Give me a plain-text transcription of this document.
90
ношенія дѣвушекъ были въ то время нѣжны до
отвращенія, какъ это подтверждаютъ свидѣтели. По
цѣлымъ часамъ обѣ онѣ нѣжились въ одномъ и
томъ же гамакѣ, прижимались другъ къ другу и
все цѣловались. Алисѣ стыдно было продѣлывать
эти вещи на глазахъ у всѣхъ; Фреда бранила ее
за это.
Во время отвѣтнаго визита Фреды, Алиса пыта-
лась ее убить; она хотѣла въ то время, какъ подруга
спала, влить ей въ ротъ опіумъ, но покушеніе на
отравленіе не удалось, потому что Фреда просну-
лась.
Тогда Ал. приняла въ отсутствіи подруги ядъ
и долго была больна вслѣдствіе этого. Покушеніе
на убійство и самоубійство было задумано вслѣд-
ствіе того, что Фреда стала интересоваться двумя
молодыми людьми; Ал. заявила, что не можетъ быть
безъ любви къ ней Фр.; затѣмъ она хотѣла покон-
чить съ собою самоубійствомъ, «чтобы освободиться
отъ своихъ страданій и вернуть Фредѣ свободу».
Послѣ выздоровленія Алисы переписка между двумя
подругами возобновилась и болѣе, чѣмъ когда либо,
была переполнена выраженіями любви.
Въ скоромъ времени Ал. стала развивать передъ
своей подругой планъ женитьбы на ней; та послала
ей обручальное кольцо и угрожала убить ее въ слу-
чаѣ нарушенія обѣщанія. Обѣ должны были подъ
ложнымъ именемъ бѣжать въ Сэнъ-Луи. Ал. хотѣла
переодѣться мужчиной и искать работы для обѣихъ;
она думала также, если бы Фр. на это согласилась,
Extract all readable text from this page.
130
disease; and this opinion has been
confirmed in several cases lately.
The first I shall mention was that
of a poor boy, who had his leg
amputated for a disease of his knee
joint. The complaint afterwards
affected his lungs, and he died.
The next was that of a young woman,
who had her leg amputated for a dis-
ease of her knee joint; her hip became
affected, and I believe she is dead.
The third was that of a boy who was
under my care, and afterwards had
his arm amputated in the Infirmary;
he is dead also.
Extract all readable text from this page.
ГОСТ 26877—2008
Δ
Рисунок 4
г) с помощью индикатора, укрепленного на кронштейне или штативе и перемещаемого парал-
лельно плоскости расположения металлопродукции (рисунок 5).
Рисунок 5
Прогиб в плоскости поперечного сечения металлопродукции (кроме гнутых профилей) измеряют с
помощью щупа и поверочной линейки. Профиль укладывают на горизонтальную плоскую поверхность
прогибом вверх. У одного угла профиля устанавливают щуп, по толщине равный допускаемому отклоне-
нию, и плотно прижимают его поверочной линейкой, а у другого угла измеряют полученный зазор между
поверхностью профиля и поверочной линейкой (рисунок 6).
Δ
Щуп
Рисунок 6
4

════════

## PROBLEM TO WORK ON
Make an exact copy of the data above.

## REPLY TO THE EXERCISE
Give me a plain-text transcription of this document.
90
ношенія дѣвушекъ были въ то время нѣжны до
отвращенія, какъ это подтверждаютъ свидѣтели. По
цѣлымъ часамъ обѣ онѣ нѣжились въ одномъ и
томъ же гамакѣ, прижимались другъ къ другу и
все цѣловались. Алисѣ стыдно было продѣлывать
эти вещи на глазахъ у всѣхъ; Фреда бранила ее
за это.
Во время отвѣтнаго визита Фреды, Алиса пыта-
лась ее убить; она хотѣла въ то время, какъ подруга
спала, влить ей въ ротъ опіумъ, но покушеніе на
отравленіе не удалось, потому что Фреда просну-
лась.
Тогда Ал. приняла въ отсутствіи подруги ядъ
и долго была больна вслѣдствіе этого. Покушеніе
на убійство и самоубійство было задумано вслѣд-
ствіе того, что Фреда стала интересоваться двумя
молодыми людьми; Ал. заявила, что не можетъ быть
безъ любви къ ней Фр.; затѣмъ она хотѣла покон-
чить съ собою самоубійствомъ, «чтобы освободиться
отъ своихъ страданій и вернуть Фредѣ свободу».
Послѣ выздоровленія Алисы переписка между двумя
подругами возобновилась и болѣе, чѣмъ когда либо,
была переполнена выраженіями любви.
Въ скоромъ времени Ал. стала развивать передъ
своей подругой планъ женитьбы на ней; та послала
ей обручальное кольцо и угрожала убить ее въ слу-
чаѣ нарушенія обѣщанія. Обѣ должны были подъ
ложнымъ именемъ бѣжать въ Сэнъ-Луи. Ал. хотѣла
переодѣться мужчиной и искать работы для обѣихъ;
она думала также, если бы Фр. на это согласилась,
Extract all readable text from this page.
130
disease; and this opinion has been
confirmed in several cases lately.
The first I shall mention was that
of a poor boy, who had his leg
amputated for a disease of his knee
joint. The complaint afterwards
affected his lungs, and he died.
The next was that of a young woman,
who had her leg amputated for a dis-
ease of her knee joint; her hip became
affected, and I believe she is dead.
The third was that of a boy who was
under my care, and afterwards had
his arm amputated in the Infirmary;
he is dead also.
Extract all readable text from this page.
ГОСТ 26877—2008
Δ
Рисунок 4
г) с помощью индикатора, укрепленного на кронштейне или штативе и перемещаемого парал-
лельно плоскости расположения металлопродукции (рисунок 5).
Рисунок 5
Прогиб в плоскости поперечного сечения металлопродукции (кроме гнутых профилей) измеряют с
помощью щупа и поверочной линейки. Профиль укладывают на горизонтальную плоскую поверхность
прогибом вверх. У одного угла профиля устанавливают щуп, по толщине равный допускаемому отклоне-
нию, и плотно прижимают его поверочной линейкой, а у другого угла измеряют полученный зазор между
поверхностью профиля и поверочной линейкой (рисунок 6).
Δ
Щуп
Рисунок 6
4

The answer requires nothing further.